Work to do: In the entries below, find the lines with the word "badge" and copy them.
* begin Provided data *
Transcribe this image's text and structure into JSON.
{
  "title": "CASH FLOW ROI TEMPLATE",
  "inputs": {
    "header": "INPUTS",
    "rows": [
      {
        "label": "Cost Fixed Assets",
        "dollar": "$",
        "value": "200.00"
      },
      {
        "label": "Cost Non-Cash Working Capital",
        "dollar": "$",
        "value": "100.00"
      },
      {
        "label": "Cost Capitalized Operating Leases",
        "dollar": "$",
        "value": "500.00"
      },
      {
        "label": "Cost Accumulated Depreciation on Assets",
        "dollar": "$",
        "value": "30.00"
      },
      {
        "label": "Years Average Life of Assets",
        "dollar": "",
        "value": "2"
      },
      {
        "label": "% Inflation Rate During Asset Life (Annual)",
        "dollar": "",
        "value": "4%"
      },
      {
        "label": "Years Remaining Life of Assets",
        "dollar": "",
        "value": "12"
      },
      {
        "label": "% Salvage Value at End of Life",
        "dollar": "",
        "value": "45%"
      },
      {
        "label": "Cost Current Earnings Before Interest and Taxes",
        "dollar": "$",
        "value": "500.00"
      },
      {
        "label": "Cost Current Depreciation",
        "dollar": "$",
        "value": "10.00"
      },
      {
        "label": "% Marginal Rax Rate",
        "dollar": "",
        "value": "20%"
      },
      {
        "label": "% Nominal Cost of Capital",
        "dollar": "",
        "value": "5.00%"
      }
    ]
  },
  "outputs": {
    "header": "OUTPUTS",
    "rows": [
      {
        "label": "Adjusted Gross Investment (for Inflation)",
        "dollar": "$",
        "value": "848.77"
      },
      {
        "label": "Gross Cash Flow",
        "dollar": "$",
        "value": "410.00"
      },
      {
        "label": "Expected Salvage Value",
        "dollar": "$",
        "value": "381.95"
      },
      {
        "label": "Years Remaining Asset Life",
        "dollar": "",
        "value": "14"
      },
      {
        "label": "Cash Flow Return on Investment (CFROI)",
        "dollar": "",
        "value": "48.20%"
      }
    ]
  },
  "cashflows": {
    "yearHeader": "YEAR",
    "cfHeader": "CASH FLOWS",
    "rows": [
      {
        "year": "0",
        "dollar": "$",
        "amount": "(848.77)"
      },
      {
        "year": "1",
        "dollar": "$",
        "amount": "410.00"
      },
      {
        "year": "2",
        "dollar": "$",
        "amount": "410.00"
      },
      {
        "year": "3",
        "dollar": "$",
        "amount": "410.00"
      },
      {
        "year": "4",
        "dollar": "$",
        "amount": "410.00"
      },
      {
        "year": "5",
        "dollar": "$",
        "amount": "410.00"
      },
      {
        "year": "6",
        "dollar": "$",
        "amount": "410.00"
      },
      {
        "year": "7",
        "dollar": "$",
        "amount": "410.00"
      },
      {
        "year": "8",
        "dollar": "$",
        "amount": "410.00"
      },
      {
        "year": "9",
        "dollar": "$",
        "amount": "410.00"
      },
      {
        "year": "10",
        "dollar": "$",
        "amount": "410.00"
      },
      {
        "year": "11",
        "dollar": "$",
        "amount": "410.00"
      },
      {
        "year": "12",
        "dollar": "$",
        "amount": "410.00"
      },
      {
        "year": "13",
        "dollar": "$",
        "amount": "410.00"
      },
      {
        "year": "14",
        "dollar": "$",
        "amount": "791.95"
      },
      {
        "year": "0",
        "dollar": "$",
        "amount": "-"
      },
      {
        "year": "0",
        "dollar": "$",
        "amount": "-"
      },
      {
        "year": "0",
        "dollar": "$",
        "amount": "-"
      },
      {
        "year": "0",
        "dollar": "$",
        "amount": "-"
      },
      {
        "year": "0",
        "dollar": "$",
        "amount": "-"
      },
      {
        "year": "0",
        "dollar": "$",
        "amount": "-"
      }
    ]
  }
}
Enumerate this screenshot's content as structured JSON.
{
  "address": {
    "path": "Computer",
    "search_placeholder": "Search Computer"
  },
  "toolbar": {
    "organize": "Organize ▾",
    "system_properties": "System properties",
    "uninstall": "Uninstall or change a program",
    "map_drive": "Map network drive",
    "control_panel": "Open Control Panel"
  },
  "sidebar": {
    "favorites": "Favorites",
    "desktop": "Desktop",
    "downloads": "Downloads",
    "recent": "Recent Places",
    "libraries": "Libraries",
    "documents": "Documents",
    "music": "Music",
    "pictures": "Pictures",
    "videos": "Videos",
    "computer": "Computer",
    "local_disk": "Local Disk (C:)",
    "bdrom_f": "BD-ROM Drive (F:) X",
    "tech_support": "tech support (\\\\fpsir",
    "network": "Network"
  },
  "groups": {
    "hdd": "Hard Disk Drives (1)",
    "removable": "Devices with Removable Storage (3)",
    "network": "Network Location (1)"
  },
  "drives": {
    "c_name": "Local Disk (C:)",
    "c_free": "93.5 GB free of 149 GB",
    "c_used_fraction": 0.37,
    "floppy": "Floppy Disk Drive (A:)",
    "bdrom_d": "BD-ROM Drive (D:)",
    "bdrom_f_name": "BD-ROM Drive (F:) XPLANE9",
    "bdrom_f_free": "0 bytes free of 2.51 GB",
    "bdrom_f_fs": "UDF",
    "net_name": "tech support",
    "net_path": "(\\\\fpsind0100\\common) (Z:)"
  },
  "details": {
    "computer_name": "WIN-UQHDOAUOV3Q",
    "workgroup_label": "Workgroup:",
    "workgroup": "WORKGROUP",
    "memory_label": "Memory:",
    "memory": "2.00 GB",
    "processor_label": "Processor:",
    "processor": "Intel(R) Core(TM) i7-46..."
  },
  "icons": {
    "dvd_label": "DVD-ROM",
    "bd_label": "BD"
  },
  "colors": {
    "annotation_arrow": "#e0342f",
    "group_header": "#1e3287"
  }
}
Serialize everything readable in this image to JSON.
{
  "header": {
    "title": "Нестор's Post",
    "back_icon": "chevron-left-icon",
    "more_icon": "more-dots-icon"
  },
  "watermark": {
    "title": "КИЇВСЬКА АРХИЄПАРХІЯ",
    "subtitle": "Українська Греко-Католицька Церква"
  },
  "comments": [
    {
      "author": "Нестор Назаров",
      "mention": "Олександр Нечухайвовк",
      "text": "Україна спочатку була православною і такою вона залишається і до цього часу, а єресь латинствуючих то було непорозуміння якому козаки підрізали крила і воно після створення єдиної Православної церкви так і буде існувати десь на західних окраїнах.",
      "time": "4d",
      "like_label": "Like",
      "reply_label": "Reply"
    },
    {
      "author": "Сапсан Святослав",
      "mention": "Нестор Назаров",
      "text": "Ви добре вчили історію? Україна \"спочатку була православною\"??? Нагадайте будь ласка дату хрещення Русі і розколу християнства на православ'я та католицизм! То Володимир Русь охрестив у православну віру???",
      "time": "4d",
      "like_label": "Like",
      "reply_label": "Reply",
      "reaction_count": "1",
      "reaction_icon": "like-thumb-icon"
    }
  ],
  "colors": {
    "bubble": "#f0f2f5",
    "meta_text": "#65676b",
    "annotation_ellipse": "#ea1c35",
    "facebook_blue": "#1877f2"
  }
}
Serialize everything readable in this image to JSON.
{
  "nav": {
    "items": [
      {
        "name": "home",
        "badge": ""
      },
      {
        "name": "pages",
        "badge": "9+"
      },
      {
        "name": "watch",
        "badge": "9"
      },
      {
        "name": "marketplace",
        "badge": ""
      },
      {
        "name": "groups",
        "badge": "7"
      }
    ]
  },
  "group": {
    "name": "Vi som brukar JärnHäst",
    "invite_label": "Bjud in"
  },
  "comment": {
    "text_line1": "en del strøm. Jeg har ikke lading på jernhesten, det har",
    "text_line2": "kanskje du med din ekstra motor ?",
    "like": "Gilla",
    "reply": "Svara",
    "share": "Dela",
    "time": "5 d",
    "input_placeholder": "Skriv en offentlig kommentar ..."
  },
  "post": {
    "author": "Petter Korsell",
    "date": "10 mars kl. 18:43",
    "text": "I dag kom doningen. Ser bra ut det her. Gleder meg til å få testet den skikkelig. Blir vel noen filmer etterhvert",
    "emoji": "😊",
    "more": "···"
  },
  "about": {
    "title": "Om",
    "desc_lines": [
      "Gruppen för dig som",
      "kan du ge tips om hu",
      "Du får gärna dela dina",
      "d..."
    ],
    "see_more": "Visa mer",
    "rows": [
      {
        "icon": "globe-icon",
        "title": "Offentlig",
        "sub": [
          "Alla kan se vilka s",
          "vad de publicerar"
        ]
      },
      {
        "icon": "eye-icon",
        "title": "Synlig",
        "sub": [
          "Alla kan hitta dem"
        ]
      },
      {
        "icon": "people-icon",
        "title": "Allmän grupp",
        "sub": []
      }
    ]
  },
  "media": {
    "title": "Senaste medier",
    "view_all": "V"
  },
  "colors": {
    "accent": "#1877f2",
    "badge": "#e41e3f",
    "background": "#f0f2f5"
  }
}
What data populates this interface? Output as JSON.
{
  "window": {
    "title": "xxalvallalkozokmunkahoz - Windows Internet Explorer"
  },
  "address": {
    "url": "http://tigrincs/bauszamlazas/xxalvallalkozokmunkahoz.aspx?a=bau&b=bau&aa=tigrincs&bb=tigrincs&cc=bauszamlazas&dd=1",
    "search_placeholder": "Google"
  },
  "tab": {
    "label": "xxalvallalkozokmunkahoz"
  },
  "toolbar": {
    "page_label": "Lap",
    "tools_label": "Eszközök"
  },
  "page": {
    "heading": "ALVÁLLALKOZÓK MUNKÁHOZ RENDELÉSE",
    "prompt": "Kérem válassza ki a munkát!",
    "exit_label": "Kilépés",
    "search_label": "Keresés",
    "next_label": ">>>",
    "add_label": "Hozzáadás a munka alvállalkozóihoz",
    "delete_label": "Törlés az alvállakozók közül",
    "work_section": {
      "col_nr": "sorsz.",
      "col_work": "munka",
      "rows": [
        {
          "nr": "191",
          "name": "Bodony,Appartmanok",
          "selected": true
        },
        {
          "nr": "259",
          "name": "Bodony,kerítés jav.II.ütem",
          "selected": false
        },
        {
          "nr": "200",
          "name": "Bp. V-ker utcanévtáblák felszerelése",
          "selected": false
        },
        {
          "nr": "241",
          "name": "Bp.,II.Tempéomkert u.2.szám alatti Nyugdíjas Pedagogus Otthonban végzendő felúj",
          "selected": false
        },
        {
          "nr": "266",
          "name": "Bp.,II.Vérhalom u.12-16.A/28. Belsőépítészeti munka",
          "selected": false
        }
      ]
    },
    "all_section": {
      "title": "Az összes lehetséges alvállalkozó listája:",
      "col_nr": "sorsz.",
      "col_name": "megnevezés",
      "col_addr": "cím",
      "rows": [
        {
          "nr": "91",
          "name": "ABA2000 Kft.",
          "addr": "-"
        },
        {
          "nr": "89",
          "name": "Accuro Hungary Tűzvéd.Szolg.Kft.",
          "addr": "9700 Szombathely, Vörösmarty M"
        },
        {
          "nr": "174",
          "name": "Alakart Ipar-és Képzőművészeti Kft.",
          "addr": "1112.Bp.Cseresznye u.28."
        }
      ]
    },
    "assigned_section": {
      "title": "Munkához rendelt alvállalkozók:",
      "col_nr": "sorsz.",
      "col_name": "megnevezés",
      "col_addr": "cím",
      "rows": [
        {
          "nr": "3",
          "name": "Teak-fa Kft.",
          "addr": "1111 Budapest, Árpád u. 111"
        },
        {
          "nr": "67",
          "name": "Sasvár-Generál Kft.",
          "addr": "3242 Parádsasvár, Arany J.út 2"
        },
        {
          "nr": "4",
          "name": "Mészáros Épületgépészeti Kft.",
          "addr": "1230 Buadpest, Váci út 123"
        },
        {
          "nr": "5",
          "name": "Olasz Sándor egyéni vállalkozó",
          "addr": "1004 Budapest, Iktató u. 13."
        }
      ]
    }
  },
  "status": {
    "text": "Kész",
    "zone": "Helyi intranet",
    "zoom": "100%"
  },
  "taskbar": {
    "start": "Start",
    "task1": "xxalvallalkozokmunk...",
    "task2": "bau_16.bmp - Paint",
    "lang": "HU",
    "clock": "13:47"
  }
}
* end Provided data *
Complete output:
        "badge": ""
        "badge": "9+"
        "badge": "9"
        "badge": ""
        "badge": "7"
    "badge": "#e41e3f",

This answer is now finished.